TO BE DONE
Copy out every line containing the word "title".

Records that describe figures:
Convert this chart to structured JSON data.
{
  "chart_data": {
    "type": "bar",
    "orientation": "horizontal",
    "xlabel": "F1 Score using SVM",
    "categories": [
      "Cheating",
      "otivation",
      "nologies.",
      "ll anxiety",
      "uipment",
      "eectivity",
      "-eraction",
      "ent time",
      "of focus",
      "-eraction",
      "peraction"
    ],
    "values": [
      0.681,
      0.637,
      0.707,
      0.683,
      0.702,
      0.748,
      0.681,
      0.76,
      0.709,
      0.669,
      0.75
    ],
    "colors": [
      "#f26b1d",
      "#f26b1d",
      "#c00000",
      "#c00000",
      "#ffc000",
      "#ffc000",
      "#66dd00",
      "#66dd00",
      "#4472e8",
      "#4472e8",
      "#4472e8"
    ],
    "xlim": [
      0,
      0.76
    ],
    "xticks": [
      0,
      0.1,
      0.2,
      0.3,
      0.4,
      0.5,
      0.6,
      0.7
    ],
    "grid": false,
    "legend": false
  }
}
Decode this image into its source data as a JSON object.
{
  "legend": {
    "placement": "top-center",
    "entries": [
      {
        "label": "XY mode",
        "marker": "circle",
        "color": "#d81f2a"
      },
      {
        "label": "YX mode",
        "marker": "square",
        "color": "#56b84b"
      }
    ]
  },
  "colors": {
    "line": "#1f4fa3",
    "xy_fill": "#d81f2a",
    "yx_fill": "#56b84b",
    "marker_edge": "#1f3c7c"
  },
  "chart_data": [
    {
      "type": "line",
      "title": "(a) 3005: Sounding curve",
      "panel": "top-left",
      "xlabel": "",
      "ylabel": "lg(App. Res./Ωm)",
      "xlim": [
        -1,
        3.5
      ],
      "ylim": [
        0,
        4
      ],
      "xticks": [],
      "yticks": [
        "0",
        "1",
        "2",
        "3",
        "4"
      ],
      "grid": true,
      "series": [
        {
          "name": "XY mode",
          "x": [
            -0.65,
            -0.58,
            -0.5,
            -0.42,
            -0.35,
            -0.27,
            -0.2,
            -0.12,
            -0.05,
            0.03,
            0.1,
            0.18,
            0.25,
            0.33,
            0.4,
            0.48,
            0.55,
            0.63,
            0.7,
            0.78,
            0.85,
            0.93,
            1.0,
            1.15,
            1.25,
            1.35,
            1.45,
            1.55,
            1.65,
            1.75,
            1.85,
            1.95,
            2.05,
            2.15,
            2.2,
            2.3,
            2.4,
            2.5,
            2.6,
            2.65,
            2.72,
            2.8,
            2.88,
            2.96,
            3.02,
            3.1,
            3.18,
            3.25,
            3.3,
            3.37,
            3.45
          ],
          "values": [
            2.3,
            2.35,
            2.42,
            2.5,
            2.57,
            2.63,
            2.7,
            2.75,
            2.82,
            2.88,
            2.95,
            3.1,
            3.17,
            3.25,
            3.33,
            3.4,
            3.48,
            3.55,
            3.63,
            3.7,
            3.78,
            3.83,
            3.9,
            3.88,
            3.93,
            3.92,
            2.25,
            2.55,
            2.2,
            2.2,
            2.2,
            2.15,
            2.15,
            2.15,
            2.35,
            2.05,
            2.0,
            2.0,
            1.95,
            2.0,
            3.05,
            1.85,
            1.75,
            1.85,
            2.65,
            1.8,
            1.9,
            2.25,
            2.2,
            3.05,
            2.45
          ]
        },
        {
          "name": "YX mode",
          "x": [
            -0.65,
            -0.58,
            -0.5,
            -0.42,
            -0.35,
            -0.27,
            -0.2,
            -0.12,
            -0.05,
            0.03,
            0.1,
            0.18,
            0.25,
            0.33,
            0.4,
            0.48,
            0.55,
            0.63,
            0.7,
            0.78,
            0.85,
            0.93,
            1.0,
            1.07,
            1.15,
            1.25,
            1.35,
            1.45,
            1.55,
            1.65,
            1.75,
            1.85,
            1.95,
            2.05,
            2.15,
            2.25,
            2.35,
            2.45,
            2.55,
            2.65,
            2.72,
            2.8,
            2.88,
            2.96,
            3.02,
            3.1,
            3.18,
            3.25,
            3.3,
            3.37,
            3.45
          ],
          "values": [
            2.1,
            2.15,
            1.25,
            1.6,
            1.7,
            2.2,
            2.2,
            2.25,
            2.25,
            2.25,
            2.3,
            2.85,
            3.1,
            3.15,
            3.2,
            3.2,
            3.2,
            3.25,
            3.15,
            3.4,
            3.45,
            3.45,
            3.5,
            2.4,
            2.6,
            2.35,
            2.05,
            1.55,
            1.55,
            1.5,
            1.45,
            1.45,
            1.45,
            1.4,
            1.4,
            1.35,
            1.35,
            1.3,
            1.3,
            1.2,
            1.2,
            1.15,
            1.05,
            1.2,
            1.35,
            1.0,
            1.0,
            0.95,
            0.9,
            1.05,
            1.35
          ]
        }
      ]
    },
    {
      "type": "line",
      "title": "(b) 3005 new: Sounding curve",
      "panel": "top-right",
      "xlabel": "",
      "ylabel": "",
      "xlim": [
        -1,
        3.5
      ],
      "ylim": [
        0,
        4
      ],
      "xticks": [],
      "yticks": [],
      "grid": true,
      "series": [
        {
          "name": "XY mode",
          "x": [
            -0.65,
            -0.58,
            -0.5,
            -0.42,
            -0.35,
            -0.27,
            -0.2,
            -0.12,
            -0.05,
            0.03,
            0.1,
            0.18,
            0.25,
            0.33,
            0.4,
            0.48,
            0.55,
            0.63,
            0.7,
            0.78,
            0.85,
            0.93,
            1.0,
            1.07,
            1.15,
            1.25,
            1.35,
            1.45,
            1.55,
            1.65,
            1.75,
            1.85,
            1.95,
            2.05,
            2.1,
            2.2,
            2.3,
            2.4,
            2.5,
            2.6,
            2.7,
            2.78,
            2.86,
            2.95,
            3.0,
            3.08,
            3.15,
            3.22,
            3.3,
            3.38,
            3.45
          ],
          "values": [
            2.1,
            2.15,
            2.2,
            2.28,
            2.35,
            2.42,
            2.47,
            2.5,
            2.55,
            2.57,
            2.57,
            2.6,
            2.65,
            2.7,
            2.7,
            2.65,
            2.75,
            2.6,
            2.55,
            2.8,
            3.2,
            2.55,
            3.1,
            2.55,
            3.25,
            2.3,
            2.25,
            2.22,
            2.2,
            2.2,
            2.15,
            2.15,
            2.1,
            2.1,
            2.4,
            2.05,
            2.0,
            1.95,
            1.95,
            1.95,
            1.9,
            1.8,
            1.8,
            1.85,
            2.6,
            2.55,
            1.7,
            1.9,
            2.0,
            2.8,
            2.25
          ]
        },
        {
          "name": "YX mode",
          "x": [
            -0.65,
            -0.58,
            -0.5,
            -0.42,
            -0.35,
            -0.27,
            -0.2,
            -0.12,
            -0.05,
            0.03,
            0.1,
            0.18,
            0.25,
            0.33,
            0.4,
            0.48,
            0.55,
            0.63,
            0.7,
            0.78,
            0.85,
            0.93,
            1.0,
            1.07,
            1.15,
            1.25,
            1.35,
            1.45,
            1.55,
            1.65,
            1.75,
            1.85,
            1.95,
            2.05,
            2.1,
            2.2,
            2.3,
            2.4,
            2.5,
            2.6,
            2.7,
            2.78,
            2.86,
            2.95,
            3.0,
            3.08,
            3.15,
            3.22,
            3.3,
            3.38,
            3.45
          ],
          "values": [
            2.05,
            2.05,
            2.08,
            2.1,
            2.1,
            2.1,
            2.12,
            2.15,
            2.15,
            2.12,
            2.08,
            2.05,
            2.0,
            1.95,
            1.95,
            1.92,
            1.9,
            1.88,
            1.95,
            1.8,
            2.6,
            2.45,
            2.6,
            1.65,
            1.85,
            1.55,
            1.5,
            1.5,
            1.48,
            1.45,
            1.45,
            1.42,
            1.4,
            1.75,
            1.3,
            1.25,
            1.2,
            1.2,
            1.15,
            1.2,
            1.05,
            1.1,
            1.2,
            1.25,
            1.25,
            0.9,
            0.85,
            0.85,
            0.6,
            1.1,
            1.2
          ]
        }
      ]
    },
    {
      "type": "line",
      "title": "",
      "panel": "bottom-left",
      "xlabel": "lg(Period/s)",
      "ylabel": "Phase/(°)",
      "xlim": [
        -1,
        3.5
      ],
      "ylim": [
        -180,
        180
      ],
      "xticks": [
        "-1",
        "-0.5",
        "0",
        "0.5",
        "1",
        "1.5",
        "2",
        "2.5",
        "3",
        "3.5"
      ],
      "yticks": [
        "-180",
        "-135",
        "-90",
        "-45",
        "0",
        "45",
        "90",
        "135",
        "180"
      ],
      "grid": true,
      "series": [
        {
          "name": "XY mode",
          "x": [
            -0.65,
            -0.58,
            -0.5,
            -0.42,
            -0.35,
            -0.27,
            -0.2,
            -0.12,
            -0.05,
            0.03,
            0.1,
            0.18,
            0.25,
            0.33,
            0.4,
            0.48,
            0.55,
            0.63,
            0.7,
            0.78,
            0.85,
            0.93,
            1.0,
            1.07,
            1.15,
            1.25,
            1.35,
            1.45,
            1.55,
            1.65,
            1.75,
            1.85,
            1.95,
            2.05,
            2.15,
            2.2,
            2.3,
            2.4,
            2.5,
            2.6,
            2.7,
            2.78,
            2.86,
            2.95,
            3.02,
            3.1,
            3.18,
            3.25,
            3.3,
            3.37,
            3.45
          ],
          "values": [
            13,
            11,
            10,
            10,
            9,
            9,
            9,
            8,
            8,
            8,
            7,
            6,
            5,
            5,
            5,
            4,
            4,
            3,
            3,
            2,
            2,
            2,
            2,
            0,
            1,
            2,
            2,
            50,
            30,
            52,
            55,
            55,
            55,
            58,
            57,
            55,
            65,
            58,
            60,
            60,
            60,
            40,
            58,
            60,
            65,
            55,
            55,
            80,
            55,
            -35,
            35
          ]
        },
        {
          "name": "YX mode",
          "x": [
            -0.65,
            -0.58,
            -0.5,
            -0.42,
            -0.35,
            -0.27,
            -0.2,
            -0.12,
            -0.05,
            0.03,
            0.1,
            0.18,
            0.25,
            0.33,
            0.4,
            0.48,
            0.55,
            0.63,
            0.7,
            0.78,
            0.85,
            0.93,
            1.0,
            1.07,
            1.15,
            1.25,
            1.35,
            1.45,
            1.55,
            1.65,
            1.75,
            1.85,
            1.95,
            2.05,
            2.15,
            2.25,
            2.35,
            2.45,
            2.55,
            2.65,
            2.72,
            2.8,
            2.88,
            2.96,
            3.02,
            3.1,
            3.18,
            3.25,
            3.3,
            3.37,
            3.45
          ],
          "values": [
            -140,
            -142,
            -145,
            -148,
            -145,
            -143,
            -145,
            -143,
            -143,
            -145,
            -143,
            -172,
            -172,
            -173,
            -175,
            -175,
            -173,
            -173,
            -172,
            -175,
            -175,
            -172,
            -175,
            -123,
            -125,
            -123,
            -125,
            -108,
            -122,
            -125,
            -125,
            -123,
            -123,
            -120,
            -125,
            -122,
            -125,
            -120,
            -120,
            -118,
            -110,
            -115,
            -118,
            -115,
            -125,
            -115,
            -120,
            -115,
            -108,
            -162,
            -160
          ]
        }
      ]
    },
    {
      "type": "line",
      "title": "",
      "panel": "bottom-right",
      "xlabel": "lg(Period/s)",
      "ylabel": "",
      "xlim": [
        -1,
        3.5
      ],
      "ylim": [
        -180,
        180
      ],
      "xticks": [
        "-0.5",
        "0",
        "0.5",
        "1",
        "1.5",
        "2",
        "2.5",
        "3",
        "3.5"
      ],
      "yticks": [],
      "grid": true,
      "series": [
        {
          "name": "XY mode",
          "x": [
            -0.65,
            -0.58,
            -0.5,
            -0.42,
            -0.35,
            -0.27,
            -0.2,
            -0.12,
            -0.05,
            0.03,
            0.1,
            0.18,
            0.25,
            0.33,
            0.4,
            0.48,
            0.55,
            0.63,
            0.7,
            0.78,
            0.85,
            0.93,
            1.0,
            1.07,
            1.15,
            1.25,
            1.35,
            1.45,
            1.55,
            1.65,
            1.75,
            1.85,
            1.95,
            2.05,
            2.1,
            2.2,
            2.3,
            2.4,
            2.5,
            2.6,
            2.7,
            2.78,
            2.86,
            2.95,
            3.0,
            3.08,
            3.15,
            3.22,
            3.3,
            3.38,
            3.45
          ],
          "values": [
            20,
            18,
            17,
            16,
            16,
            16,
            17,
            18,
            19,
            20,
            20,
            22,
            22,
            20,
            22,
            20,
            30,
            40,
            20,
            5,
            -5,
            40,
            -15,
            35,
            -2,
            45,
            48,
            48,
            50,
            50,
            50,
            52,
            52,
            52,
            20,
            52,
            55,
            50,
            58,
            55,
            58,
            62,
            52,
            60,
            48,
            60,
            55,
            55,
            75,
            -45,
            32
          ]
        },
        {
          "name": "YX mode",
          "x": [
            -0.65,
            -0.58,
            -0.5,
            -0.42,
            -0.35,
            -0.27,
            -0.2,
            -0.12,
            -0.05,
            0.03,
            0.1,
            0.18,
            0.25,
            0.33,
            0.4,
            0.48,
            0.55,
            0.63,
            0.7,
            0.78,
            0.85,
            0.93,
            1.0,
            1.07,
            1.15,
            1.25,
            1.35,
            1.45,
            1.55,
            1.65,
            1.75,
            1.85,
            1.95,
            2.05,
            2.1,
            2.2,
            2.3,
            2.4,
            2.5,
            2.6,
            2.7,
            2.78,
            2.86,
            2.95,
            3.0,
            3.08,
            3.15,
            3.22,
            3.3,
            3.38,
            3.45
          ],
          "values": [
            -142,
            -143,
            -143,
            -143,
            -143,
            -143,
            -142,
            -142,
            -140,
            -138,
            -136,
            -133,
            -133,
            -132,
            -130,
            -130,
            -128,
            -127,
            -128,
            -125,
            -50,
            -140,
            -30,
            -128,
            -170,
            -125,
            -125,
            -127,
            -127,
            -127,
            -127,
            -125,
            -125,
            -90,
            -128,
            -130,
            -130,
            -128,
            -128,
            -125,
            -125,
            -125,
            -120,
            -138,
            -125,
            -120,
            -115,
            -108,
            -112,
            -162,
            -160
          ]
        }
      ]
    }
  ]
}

COMPLETE RESPONSE
      "title": "(a) 3005: Sounding curve",
      "title": "(b) 3005 new: Sounding curve",
      "title": "",
      "title": "",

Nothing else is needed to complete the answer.